• **DATA SUPPLIED**:
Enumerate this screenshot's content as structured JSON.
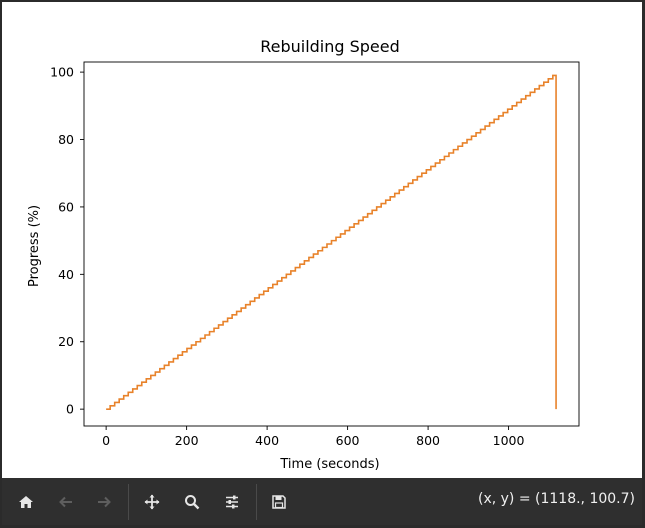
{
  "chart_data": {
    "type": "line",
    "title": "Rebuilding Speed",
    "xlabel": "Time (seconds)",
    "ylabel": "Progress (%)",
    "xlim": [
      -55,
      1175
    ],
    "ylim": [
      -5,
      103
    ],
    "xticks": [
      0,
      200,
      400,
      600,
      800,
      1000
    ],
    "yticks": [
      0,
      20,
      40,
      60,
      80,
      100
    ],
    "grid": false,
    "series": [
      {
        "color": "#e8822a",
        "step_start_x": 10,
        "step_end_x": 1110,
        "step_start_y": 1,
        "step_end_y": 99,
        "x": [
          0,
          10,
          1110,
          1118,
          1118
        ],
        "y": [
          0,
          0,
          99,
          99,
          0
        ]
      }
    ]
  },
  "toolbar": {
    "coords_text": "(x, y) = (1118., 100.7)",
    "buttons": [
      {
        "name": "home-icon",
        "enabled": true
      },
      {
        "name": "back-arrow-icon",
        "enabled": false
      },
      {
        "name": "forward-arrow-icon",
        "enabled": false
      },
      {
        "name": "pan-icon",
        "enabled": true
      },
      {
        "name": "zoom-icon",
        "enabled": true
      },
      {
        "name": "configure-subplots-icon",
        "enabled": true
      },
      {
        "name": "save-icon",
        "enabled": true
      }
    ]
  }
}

• **YOUR GOAL**: Set down the records in full and exactly. Do not carry over any image.

• **EXERCISE RESPONSE**:
Enumerate this screenshot's content as structured JSON.
{
  "chart_data": {
    "type": "line",
    "title": "Rebuilding Speed",
    "xlabel": "Time (seconds)",
    "ylabel": "Progress (%)",
    "xlim": [
      -55,
      1175
    ],
    "ylim": [
      -5,
      103
    ],
    "xticks": [
      0,
      200,
      400,
      600,
      800,
      1000
    ],
    "yticks": [
      0,
      20,
      40,
      60,
      80,
      100
    ],
    "grid": false,
    "series": [
      {
        "color": "#e8822a",
        "step_start_x": 10,
        "step_end_x": 1110,
        "step_start_y": 1,
        "step_end_y": 99,
        "x": [
          0,
          10,
          1110,
          1118,
          1118
        ],
        "y": [
          0,
          0,
          99,
          99,
          0
        ]
      }
    ]
  },
  "toolbar": {
    "coords_text": "(x, y) = (1118., 100.7)",
    "buttons": [
      {
        "name": "home-icon",
        "enabled": true
      },
      {
        "name": "back-arrow-icon",
        "enabled": false
      },
      {
        "name": "forward-arrow-icon",
        "enabled": false
      },
      {
        "name": "pan-icon",
        "enabled": true
      },
      {
        "name": "zoom-icon",
        "enabled": true
      },
      {
        "name": "configure-subplots-icon",
        "enabled": true
      },
      {
        "name": "save-icon",
        "enabled": true
      }
    ]
  }
}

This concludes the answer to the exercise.